§ EXERCISE BRIEF
Return every line below in which "arrow" appears.

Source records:

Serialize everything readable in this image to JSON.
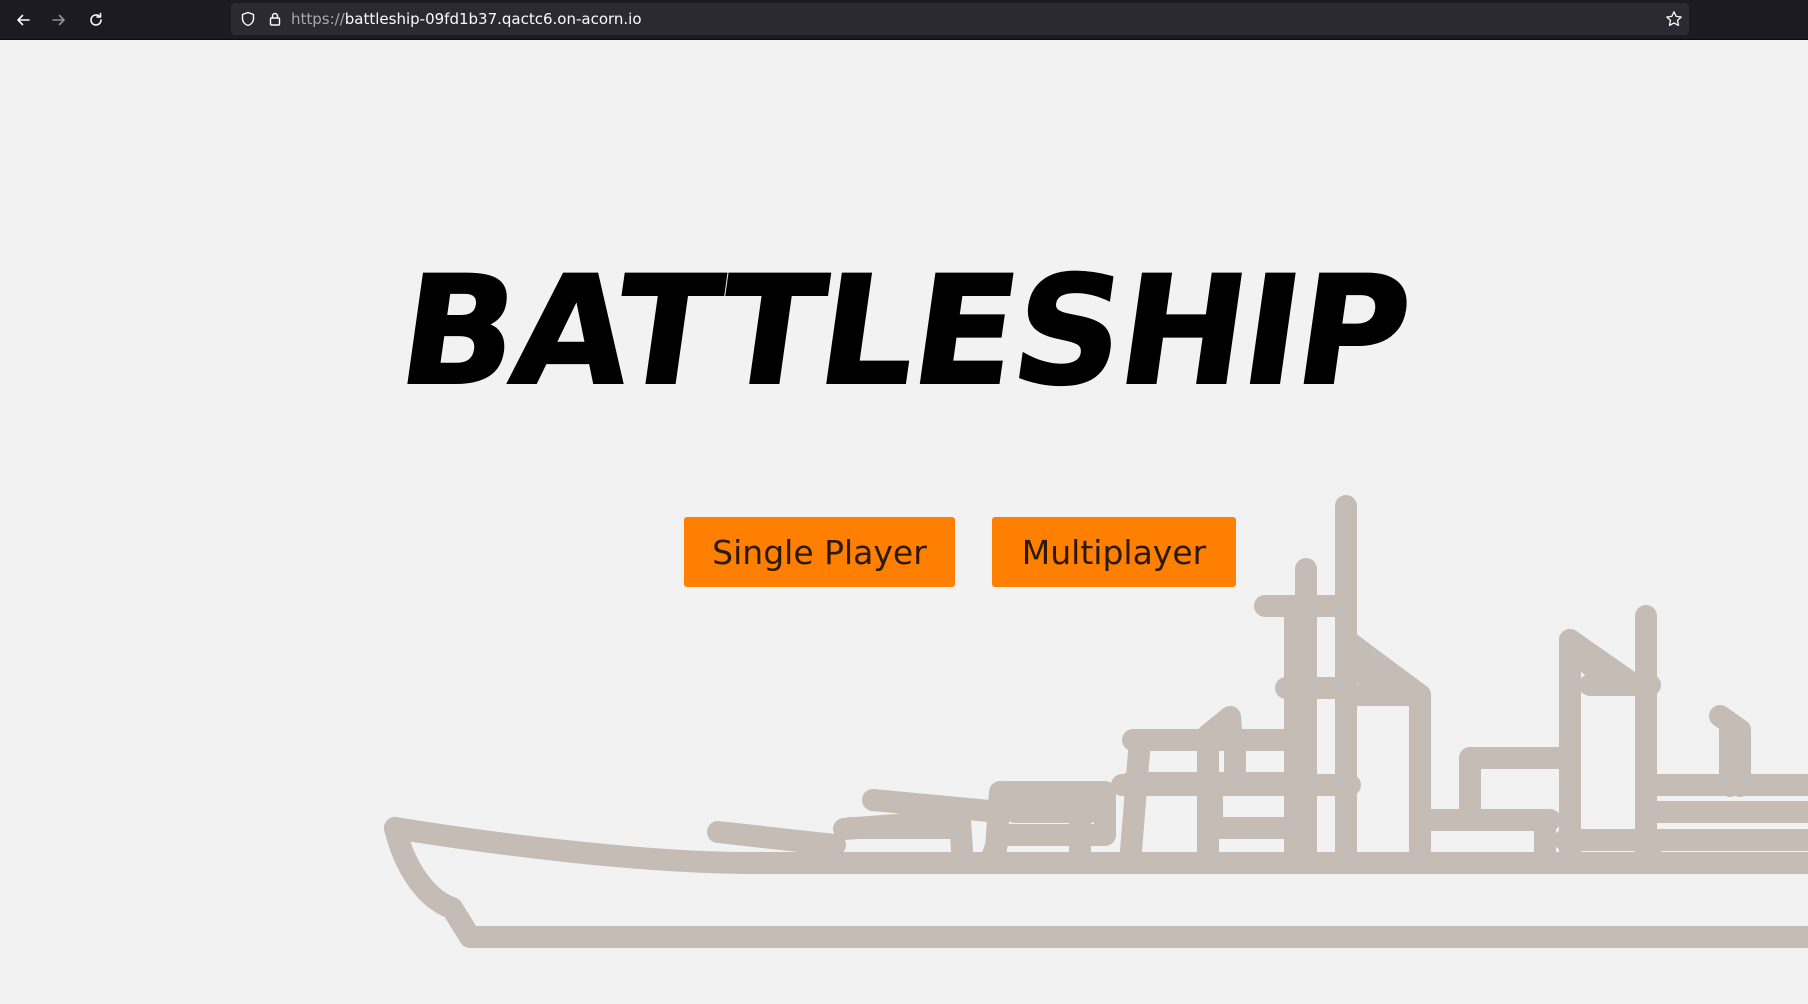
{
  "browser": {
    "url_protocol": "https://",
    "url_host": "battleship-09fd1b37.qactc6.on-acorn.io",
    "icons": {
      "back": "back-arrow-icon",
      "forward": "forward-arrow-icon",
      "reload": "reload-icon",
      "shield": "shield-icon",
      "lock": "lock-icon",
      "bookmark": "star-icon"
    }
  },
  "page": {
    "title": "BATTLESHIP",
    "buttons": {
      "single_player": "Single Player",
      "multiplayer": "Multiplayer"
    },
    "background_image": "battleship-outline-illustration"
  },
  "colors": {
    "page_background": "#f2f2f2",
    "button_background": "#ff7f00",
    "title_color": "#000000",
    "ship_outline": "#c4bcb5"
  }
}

§ RESPONSE TO THIS TASK
      "back": "back-arrow-icon",
      "forward": "forward-arrow-icon",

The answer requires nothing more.